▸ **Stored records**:
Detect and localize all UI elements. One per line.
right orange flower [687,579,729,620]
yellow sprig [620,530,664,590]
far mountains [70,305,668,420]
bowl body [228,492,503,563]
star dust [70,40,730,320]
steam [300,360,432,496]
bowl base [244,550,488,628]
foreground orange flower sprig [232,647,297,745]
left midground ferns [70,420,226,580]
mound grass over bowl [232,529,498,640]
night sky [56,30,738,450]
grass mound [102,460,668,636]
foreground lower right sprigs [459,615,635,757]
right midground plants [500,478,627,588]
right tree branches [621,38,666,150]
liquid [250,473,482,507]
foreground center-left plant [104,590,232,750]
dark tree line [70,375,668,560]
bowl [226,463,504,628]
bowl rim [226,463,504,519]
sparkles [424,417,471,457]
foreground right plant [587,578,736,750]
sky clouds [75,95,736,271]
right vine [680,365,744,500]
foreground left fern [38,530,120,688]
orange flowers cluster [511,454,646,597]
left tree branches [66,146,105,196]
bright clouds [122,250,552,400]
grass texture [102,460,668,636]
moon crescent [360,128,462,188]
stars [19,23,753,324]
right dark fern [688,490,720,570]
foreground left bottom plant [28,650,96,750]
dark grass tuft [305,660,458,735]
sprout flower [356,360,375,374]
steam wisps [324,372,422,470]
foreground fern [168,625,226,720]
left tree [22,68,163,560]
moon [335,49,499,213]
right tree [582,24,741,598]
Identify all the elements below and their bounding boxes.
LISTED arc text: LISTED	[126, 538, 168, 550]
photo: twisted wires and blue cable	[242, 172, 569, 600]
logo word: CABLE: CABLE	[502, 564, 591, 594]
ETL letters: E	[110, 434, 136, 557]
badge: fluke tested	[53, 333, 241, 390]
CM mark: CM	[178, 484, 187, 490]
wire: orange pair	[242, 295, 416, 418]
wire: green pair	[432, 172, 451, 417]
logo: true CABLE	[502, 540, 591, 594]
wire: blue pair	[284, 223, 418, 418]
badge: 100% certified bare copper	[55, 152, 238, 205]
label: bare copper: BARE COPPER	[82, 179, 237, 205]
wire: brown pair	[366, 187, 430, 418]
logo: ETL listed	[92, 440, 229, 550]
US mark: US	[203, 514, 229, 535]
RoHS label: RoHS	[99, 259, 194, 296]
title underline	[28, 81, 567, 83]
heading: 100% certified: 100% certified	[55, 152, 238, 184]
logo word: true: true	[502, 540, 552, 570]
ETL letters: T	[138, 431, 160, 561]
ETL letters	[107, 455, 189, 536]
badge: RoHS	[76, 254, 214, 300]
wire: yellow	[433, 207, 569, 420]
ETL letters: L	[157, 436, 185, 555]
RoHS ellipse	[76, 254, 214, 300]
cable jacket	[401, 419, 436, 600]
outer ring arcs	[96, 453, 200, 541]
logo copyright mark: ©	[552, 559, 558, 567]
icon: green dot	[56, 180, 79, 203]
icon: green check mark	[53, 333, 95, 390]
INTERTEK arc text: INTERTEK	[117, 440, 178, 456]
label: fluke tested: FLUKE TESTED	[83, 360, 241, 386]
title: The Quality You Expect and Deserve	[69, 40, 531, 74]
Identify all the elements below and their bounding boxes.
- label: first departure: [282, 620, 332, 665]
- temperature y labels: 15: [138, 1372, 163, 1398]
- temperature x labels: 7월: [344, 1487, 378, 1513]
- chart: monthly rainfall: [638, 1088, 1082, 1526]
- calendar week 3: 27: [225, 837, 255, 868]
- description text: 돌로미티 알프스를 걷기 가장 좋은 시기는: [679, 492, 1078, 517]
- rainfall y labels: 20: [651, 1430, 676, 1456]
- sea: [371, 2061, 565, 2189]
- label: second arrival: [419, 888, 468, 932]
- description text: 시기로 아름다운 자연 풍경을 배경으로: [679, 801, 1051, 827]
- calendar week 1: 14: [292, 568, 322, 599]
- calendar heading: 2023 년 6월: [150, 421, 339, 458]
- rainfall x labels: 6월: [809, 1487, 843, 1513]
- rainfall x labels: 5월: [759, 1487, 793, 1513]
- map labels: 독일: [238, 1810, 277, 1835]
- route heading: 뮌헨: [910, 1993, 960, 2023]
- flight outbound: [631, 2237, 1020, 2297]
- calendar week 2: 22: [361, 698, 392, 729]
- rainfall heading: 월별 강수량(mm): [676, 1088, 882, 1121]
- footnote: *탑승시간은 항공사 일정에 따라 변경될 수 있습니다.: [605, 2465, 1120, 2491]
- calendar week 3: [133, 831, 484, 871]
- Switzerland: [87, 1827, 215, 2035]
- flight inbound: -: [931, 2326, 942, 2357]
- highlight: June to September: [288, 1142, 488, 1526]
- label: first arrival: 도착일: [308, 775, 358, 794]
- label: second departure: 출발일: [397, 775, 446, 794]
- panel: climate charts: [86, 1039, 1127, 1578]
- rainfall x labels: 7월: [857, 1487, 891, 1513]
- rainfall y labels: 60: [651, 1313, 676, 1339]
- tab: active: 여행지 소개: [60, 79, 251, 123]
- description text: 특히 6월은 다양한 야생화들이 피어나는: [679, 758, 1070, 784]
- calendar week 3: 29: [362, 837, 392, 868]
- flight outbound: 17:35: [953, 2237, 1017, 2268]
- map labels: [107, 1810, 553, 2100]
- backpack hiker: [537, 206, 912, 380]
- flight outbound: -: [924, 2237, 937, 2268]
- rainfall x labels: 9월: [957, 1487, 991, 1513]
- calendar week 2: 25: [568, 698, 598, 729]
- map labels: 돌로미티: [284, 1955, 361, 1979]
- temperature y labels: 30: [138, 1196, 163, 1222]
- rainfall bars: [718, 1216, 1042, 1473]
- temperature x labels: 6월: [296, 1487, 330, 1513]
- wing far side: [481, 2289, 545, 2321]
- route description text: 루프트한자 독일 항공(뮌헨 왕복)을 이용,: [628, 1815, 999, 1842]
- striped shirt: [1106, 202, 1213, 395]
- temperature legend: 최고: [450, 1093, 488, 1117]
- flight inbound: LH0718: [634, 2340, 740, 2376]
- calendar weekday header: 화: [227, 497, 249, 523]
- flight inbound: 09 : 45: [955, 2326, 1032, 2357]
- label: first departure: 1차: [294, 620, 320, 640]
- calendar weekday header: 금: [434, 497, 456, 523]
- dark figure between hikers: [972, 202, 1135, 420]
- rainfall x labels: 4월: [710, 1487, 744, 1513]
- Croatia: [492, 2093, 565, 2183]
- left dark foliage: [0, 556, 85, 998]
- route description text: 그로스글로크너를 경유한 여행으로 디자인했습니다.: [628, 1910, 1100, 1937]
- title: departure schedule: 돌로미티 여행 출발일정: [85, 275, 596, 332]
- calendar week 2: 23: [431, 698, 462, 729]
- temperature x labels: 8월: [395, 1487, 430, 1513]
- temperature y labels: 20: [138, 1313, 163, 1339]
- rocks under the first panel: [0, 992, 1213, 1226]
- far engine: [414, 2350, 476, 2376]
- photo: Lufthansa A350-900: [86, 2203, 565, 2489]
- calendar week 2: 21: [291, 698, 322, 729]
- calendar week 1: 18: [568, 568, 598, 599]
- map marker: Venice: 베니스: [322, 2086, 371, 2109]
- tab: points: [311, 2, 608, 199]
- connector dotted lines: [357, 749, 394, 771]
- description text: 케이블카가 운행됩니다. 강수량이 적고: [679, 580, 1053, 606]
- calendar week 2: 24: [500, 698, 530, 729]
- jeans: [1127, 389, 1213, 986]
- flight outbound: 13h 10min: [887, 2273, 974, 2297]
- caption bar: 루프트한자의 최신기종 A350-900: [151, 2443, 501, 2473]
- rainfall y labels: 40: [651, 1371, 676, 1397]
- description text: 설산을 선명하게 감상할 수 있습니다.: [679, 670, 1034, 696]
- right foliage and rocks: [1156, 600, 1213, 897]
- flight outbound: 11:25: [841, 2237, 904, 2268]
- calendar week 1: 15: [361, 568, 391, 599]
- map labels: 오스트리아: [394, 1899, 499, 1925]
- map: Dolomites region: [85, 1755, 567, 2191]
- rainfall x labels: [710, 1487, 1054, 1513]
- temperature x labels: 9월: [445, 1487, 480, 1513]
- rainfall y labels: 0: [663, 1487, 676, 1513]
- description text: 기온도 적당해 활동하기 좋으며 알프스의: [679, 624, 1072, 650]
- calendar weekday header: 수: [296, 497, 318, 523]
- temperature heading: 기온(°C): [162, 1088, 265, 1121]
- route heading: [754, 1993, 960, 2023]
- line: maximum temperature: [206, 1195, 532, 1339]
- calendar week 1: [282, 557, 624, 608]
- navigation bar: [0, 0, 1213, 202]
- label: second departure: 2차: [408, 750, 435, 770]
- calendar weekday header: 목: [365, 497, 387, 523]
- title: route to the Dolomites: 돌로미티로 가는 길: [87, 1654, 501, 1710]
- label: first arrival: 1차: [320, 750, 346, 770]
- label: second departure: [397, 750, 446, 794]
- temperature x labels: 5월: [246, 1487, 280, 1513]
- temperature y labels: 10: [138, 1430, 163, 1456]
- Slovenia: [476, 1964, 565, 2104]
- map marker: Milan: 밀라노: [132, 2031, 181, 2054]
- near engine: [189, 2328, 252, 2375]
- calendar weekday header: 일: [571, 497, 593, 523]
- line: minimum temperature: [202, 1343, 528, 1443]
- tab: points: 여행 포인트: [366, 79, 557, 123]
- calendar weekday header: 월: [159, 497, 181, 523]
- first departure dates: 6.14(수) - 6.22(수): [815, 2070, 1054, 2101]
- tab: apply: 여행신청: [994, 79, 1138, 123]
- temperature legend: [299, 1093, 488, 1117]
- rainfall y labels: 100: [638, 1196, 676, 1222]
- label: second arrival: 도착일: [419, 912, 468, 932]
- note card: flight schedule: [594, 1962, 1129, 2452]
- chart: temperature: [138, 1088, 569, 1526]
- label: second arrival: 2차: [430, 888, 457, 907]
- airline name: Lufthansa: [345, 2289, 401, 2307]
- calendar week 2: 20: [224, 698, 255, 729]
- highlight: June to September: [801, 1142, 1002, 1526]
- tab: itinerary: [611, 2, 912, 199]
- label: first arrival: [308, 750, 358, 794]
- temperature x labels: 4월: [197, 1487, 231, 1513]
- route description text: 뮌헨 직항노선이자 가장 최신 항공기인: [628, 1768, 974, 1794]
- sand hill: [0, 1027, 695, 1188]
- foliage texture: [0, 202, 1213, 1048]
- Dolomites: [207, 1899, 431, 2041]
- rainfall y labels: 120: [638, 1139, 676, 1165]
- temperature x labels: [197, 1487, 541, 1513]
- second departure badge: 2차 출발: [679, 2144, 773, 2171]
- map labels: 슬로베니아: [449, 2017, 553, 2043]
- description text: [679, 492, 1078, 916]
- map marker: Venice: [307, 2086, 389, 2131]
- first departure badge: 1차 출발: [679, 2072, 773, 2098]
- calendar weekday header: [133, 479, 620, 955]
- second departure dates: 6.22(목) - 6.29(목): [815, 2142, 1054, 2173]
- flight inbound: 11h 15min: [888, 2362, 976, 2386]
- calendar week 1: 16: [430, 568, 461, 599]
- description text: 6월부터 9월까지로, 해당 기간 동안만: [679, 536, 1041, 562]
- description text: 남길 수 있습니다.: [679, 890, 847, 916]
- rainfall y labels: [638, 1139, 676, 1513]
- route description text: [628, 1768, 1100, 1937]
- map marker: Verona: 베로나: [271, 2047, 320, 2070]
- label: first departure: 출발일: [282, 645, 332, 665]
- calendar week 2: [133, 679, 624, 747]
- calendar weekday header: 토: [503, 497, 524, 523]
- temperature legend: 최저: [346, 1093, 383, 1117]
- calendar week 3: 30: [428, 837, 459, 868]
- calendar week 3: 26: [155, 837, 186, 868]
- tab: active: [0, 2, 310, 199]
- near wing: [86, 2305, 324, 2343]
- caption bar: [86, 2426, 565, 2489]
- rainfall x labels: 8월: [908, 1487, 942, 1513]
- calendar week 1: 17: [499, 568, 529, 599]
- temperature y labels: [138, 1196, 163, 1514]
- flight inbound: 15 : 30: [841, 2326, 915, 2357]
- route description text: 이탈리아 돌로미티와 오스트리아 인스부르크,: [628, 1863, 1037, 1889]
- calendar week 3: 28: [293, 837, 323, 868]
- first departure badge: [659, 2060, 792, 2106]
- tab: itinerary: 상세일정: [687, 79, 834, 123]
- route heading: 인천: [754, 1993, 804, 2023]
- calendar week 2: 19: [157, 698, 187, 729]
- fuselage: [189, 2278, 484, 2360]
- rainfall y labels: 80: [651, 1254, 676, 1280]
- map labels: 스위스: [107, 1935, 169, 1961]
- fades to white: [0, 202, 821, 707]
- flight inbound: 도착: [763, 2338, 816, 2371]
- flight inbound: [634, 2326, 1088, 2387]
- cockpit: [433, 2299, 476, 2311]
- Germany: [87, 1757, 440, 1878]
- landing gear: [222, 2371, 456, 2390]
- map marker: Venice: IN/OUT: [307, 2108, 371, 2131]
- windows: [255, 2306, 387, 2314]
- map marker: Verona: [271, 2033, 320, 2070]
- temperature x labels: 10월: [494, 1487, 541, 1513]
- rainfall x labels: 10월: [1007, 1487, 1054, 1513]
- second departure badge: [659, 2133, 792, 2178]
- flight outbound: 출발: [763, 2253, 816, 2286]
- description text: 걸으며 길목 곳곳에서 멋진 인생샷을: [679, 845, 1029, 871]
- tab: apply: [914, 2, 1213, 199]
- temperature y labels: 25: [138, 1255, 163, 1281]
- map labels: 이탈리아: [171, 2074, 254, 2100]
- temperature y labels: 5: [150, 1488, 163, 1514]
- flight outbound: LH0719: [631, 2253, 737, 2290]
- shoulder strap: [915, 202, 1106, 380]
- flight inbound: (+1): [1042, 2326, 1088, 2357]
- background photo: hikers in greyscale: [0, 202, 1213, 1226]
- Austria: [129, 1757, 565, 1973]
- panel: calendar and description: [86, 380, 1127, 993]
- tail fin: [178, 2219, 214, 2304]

▸ **BRIEF**: Reproduce verbatim the stretch of the records from the beginning through the line that contains "81, 567, 83]".

▸ **EXERCISE RESPONSE**:
Detect and localize all UI elements. One per line.
right orange flower [687,579,729,620]
yellow sprig [620,530,664,590]
far mountains [70,305,668,420]
bowl body [228,492,503,563]
star dust [70,40,730,320]
steam [300,360,432,496]
bowl base [244,550,488,628]
foreground orange flower sprig [232,647,297,745]
left midground ferns [70,420,226,580]
mound grass over bowl [232,529,498,640]
night sky [56,30,738,450]
grass mound [102,460,668,636]
foreground lower right sprigs [459,615,635,757]
right midground plants [500,478,627,588]
right tree branches [621,38,666,150]
liquid [250,473,482,507]
foreground center-left plant [104,590,232,750]
dark tree line [70,375,668,560]
bowl [226,463,504,628]
bowl rim [226,463,504,519]
sparkles [424,417,471,457]
foreground right plant [587,578,736,750]
sky clouds [75,95,736,271]
right vine [680,365,744,500]
foreground left fern [38,530,120,688]
orange flowers cluster [511,454,646,597]
left tree branches [66,146,105,196]
bright clouds [122,250,552,400]
grass texture [102,460,668,636]
moon crescent [360,128,462,188]
stars [19,23,753,324]
right dark fern [688,490,720,570]
foreground left bottom plant [28,650,96,750]
dark grass tuft [305,660,458,735]
sprout flower [356,360,375,374]
steam wisps [324,372,422,470]
foreground fern [168,625,226,720]
left tree [22,68,163,560]
moon [335,49,499,213]
right tree [582,24,741,598]
Identify all the elements below and their bounding boxes.
LISTED arc text: LISTED	[126, 538, 168, 550]
photo: twisted wires and blue cable	[242, 172, 569, 600]
logo word: CABLE: CABLE	[502, 564, 591, 594]
ETL letters: E	[110, 434, 136, 557]
badge: fluke tested	[53, 333, 241, 390]
CM mark: CM	[178, 484, 187, 490]
wire: orange pair	[242, 295, 416, 418]
wire: green pair	[432, 172, 451, 417]
logo: true CABLE	[502, 540, 591, 594]
wire: blue pair	[284, 223, 418, 418]
badge: 100% certified bare copper	[55, 152, 238, 205]
label: bare copper: BARE COPPER	[82, 179, 237, 205]
wire: brown pair	[366, 187, 430, 418]
logo: ETL listed	[92, 440, 229, 550]
US mark: US	[203, 514, 229, 535]
RoHS label: RoHS	[99, 259, 194, 296]
title underline	[28, 81, 567, 83]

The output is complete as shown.